[Some records]
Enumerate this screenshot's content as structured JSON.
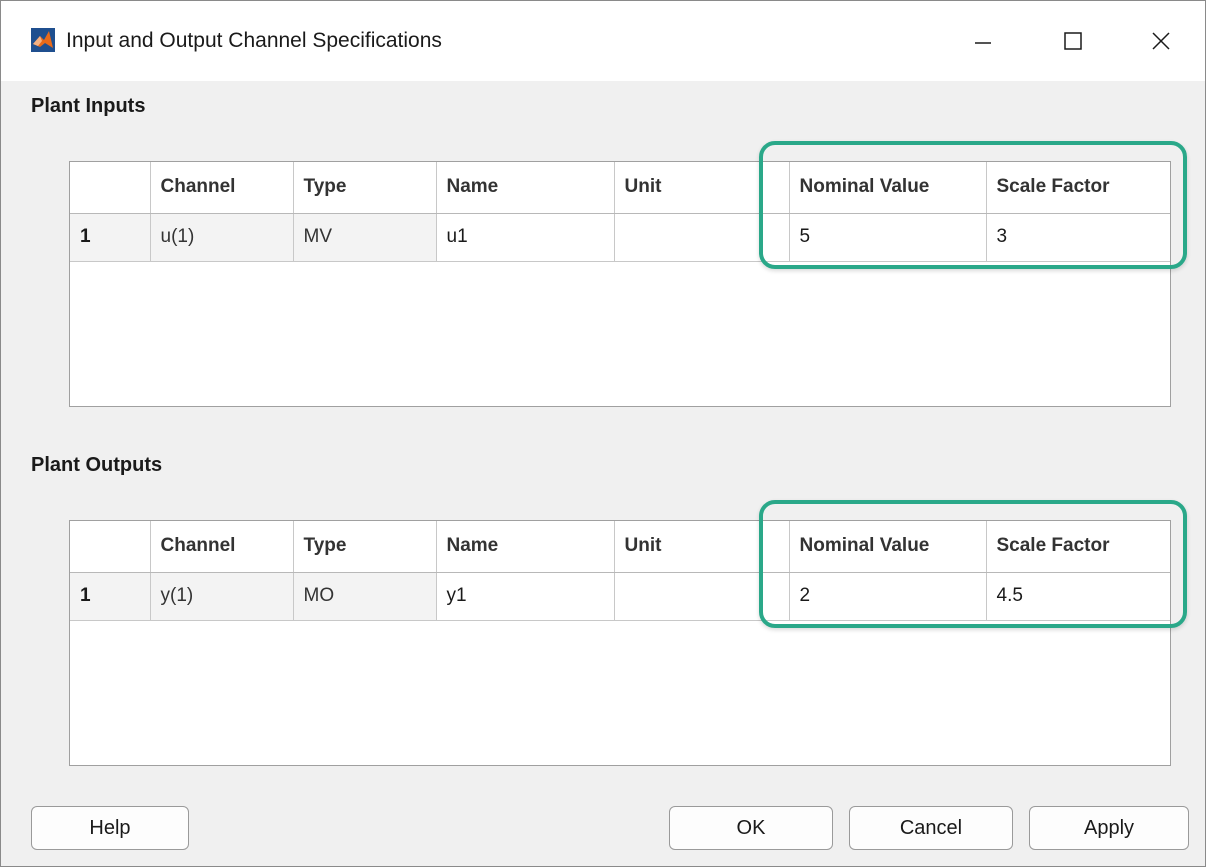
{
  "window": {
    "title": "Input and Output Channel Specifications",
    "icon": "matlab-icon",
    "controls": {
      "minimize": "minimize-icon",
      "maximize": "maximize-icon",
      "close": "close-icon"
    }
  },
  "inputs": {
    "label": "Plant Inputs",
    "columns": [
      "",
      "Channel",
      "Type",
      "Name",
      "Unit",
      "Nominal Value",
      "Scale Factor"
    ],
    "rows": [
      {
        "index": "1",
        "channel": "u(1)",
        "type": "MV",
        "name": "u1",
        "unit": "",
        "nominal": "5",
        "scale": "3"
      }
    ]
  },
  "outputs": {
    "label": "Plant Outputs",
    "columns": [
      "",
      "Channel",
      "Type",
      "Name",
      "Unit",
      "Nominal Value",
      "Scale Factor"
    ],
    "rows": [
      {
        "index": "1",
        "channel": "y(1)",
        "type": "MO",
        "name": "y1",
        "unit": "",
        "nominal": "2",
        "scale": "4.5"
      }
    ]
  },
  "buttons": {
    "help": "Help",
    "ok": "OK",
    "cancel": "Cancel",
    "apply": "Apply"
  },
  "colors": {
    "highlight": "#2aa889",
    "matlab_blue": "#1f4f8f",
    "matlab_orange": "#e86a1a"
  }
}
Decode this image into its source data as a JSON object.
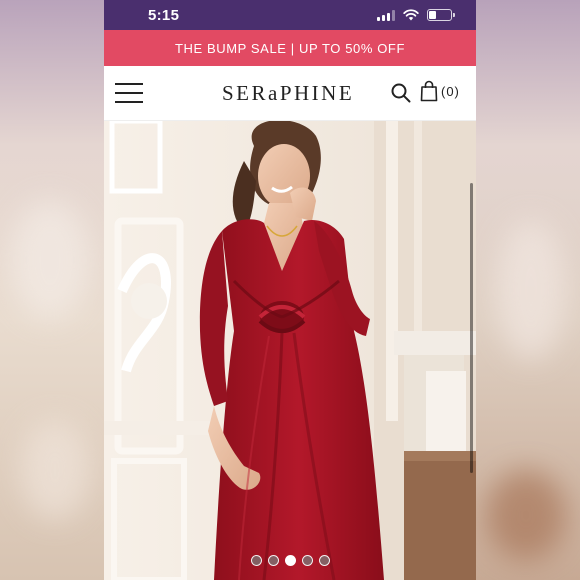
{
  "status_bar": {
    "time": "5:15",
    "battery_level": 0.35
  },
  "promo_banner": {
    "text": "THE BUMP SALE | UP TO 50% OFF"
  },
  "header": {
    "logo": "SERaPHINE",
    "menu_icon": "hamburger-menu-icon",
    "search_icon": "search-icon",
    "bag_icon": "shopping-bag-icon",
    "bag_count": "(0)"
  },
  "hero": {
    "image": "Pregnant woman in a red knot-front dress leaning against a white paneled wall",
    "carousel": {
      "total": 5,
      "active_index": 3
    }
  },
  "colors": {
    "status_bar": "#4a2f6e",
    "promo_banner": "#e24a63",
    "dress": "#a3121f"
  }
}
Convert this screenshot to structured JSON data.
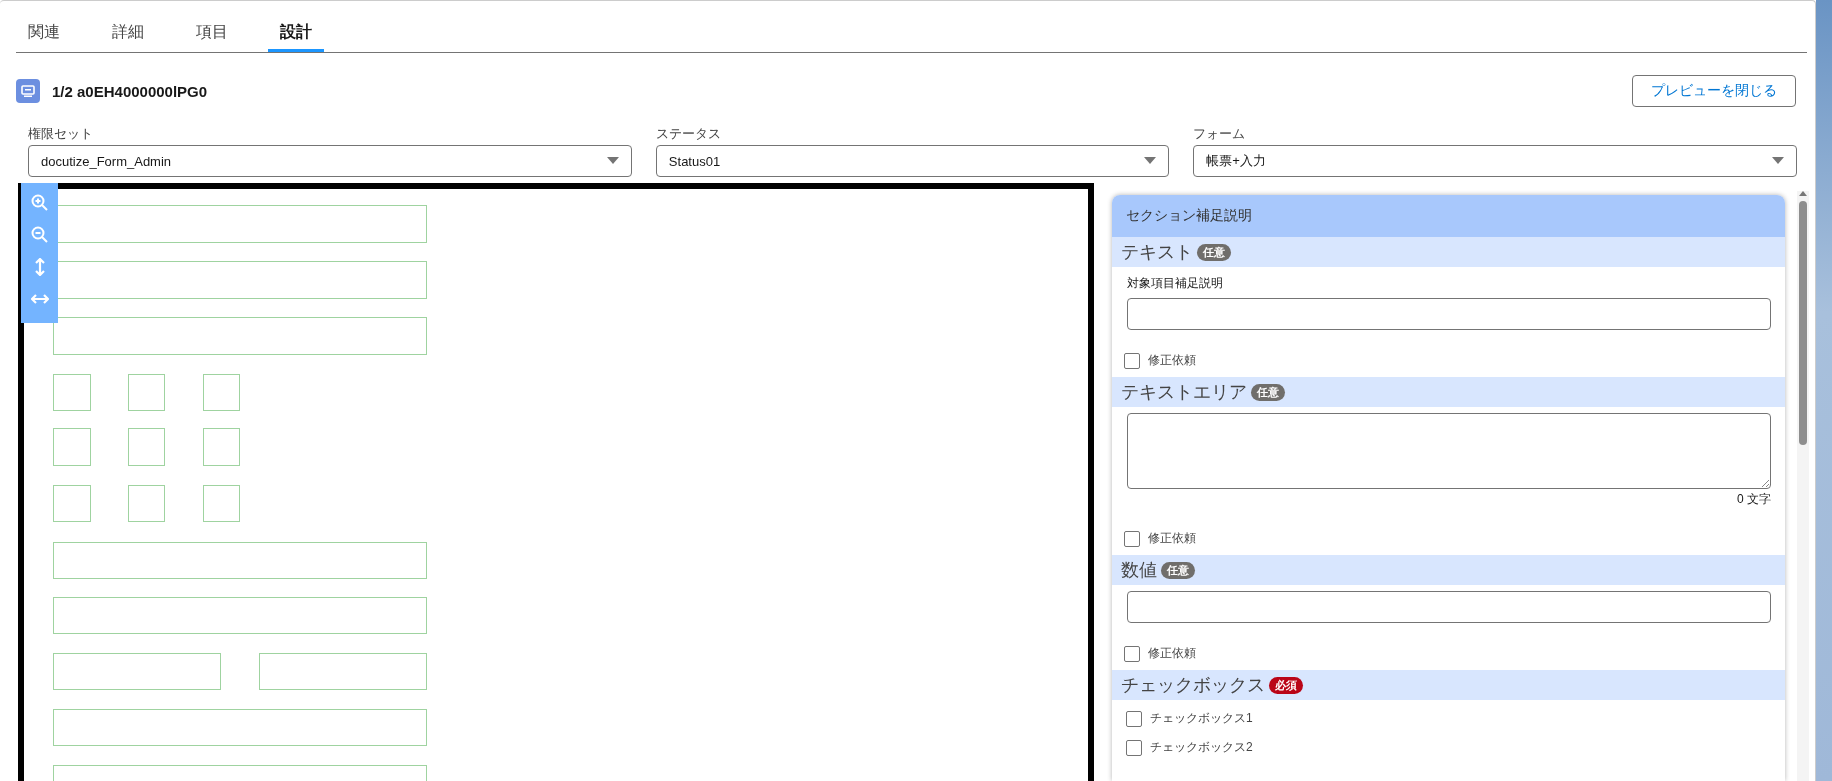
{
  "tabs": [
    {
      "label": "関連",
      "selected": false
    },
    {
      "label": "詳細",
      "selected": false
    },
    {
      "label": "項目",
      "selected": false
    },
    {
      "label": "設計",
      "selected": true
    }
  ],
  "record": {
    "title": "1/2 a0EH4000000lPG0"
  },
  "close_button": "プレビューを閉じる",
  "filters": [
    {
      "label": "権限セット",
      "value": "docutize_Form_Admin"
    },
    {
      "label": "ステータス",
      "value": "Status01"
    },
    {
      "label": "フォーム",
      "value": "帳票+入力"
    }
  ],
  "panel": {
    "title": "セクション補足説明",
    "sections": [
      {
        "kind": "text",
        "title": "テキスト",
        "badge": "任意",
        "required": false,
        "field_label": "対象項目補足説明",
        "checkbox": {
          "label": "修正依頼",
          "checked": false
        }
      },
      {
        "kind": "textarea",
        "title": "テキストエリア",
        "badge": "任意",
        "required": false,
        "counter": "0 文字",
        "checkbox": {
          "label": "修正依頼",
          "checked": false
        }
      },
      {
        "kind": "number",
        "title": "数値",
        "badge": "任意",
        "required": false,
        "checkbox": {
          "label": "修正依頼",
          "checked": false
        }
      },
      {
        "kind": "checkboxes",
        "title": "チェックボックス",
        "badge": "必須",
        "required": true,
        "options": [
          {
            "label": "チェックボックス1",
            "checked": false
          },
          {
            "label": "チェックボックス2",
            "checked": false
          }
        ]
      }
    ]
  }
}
---
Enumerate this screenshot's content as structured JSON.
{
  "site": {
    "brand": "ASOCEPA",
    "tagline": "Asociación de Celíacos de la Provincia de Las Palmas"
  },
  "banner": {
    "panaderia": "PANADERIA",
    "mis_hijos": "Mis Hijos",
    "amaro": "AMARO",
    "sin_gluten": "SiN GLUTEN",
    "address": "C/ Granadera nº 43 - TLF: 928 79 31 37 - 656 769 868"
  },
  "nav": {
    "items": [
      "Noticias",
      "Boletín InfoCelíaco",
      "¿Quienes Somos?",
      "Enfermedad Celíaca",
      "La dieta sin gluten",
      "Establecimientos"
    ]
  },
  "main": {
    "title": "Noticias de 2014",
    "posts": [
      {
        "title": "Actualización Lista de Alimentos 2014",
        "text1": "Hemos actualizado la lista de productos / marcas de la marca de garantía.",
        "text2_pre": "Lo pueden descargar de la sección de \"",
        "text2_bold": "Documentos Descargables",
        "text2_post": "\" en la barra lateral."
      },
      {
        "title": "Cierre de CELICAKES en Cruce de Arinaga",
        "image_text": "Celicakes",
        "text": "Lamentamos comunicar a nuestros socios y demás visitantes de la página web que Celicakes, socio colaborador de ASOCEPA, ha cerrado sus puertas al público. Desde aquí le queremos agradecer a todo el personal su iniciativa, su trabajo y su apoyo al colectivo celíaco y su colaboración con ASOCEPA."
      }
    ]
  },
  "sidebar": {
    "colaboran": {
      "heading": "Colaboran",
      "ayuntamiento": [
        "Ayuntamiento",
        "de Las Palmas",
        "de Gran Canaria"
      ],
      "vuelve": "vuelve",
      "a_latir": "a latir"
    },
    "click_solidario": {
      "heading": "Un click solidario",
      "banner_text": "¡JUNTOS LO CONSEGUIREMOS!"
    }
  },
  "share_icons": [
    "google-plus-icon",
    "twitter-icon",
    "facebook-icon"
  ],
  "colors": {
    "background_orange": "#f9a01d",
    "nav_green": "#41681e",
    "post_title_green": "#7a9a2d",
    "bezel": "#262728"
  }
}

● Problem statement
Search the records for the string "kind" and return every line in which it occurs.

● Task output
        "kind": "text",
        "kind": "textarea",
        "kind": "number",
        "kind": "checkboxes",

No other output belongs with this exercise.